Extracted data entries
-=-=-=-=-

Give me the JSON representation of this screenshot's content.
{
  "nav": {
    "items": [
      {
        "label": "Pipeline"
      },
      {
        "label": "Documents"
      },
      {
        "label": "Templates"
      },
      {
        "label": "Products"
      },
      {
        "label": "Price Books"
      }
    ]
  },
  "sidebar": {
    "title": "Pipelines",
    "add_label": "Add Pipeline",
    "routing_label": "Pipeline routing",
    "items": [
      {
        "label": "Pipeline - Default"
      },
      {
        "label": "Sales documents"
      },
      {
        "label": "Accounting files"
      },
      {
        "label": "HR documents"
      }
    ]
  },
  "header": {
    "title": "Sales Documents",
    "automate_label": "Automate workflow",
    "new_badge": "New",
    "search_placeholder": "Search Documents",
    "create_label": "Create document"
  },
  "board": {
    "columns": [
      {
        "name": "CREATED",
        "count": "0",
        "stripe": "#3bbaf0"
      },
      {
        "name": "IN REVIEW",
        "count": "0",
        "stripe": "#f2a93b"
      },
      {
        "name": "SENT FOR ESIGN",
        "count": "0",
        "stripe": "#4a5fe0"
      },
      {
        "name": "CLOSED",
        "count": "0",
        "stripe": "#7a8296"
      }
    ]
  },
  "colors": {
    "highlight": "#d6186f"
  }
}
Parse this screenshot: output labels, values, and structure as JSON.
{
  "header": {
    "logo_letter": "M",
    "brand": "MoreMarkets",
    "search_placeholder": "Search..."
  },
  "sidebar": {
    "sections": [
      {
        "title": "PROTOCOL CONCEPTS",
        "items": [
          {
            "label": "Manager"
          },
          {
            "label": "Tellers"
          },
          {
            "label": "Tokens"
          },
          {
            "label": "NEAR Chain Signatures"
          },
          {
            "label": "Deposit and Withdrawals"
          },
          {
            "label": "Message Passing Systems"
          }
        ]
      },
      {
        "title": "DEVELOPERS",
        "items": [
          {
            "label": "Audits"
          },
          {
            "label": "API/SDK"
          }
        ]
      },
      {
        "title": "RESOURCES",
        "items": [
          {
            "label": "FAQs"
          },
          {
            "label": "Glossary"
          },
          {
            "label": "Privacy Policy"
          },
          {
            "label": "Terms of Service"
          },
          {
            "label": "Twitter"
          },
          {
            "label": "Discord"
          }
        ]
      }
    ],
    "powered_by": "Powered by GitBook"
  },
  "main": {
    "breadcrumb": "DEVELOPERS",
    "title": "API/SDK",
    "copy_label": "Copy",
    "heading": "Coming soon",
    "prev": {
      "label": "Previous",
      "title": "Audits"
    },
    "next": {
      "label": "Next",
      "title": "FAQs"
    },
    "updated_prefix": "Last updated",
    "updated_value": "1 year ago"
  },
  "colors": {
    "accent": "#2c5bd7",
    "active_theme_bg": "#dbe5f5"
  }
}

-=-=-=-=-

WHAT IS BEING ASKED: Reproduce exactly the line containing "Parse this screenshot: output" and every line after it through the end of the records above, and nothing else.

SOLUTION BELOW:
Parse this screenshot: output labels, values, and structure as JSON.
{
  "header": {
    "logo_letter": "M",
    "brand": "MoreMarkets",
    "search_placeholder": "Search..."
  },
  "sidebar": {
    "sections": [
      {
        "title": "PROTOCOL CONCEPTS",
        "items": [
          {
            "label": "Manager"
          },
          {
            "label": "Tellers"
          },
          {
            "label": "Tokens"
          },
          {
            "label": "NEAR Chain Signatures"
          },
          {
            "label": "Deposit and Withdrawals"
          },
          {
            "label": "Message Passing Systems"
          }
        ]
      },
      {
        "title": "DEVELOPERS",
        "items": [
          {
            "label": "Audits"
          },
          {
            "label": "API/SDK"
          }
        ]
      },
      {
        "title": "RESOURCES",
        "items": [
          {
            "label": "FAQs"
          },
          {
            "label": "Glossary"
          },
          {
            "label": "Privacy Policy"
          },
          {
            "label": "Terms of Service"
          },
          {
            "label": "Twitter"
          },
          {
            "label": "Discord"
          }
        ]
      }
    ],
    "powered_by": "Powered by GitBook"
  },
  "main": {
    "breadcrumb": "DEVELOPERS",
    "title": "API/SDK",
    "copy_label": "Copy",
    "heading": "Coming soon",
    "prev": {
      "label": "Previous",
      "title": "Audits"
    },
    "next": {
      "label": "Next",
      "title": "FAQs"
    },
    "updated_prefix": "Last updated",
    "updated_value": "1 year ago"
  },
  "colors": {
    "accent": "#2c5bd7",
    "active_theme_bg": "#dbe5f5"
  }
}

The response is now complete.